**Data in this exercise**
⟨
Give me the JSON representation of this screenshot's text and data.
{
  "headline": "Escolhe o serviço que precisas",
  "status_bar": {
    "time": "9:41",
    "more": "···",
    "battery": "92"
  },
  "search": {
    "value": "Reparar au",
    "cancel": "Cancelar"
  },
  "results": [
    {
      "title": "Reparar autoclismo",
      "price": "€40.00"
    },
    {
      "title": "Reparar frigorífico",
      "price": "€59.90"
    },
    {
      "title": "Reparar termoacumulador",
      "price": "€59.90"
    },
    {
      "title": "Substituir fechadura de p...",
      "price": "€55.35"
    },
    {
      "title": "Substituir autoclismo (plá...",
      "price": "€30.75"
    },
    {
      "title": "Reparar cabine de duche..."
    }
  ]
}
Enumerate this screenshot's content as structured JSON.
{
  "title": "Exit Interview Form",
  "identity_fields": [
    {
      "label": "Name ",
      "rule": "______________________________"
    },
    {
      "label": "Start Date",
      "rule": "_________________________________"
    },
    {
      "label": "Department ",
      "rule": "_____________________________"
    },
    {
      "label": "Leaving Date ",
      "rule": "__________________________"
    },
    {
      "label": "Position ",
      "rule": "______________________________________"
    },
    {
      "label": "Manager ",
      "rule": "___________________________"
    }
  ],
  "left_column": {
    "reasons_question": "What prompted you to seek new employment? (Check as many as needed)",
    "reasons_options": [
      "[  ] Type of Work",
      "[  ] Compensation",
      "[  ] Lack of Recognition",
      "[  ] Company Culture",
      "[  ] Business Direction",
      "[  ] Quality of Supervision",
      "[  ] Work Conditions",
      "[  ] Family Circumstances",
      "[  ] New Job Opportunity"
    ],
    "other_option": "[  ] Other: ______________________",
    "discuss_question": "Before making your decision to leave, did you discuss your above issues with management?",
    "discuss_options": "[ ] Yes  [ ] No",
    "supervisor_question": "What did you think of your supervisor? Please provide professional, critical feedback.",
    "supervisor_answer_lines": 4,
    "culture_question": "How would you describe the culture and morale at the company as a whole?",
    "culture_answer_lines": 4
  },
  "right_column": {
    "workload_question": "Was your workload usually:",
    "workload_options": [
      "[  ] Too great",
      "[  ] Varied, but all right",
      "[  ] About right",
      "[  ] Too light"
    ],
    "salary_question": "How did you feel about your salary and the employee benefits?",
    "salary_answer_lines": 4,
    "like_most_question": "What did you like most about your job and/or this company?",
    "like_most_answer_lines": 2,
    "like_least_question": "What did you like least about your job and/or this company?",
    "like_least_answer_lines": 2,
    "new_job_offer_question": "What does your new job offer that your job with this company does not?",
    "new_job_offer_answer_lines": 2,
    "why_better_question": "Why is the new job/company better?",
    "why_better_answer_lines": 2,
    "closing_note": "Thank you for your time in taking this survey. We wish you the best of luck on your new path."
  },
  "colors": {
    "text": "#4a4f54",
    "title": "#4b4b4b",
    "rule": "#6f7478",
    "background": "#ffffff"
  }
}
⟩
**Given problem**
Reproduce every record above exactly as it appears.

**Reply**
Give me the JSON representation of this screenshot's text and data.
{
  "headline": "Escolhe o serviço que precisas",
  "status_bar": {
    "time": "9:41",
    "more": "···",
    "battery": "92"
  },
  "search": {
    "value": "Reparar au",
    "cancel": "Cancelar"
  },
  "results": [
    {
      "title": "Reparar autoclismo",
      "price": "€40.00"
    },
    {
      "title": "Reparar frigorífico",
      "price": "€59.90"
    },
    {
      "title": "Reparar termoacumulador",
      "price": "€59.90"
    },
    {
      "title": "Substituir fechadura de p...",
      "price": "€55.35"
    },
    {
      "title": "Substituir autoclismo (plá...",
      "price": "€30.75"
    },
    {
      "title": "Reparar cabine de duche..."
    }
  ]
}
Enumerate this screenshot's content as structured JSON.
{
  "title": "Exit Interview Form",
  "identity_fields": [
    {
      "label": "Name ",
      "rule": "______________________________"
    },
    {
      "label": "Start Date",
      "rule": "_________________________________"
    },
    {
      "label": "Department ",
      "rule": "_____________________________"
    },
    {
      "label": "Leaving Date ",
      "rule": "__________________________"
    },
    {
      "label": "Position ",
      "rule": "______________________________________"
    },
    {
      "label": "Manager ",
      "rule": "___________________________"
    }
  ],
  "left_column": {
    "reasons_question": "What prompted you to seek new employment? (Check as many as needed)",
    "reasons_options": [
      "[  ] Type of Work",
      "[  ] Compensation",
      "[  ] Lack of Recognition",
      "[  ] Company Culture",
      "[  ] Business Direction",
      "[  ] Quality of Supervision",
      "[  ] Work Conditions",
      "[  ] Family Circumstances",
      "[  ] New Job Opportunity"
    ],
    "other_option": "[  ] Other: ______________________",
    "discuss_question": "Before making your decision to leave, did you discuss your above issues with management?",
    "discuss_options": "[ ] Yes  [ ] No",
    "supervisor_question": "What did you think of your supervisor? Please provide professional, critical feedback.",
    "supervisor_answer_lines": 4,
    "culture_question": "How would you describe the culture and morale at the company as a whole?",
    "culture_answer_lines": 4
  },
  "right_column": {
    "workload_question": "Was your workload usually:",
    "workload_options": [
      "[  ] Too great",
      "[  ] Varied, but all right",
      "[  ] About right",
      "[  ] Too light"
    ],
    "salary_question": "How did you feel about your salary and the employee benefits?",
    "salary_answer_lines": 4,
    "like_most_question": "What did you like most about your job and/or this company?",
    "like_most_answer_lines": 2,
    "like_least_question": "What did you like least about your job and/or this company?",
    "like_least_answer_lines": 2,
    "new_job_offer_question": "What does your new job offer that your job with this company does not?",
    "new_job_offer_answer_lines": 2,
    "why_better_question": "Why is the new job/company better?",
    "why_better_answer_lines": 2,
    "closing_note": "Thank you for your time in taking this survey. We wish you the best of luck on your new path."
  },
  "colors": {
    "text": "#4a4f54",
    "title": "#4b4b4b",
    "rule": "#6f7478",
    "background": "#ffffff"
  }
}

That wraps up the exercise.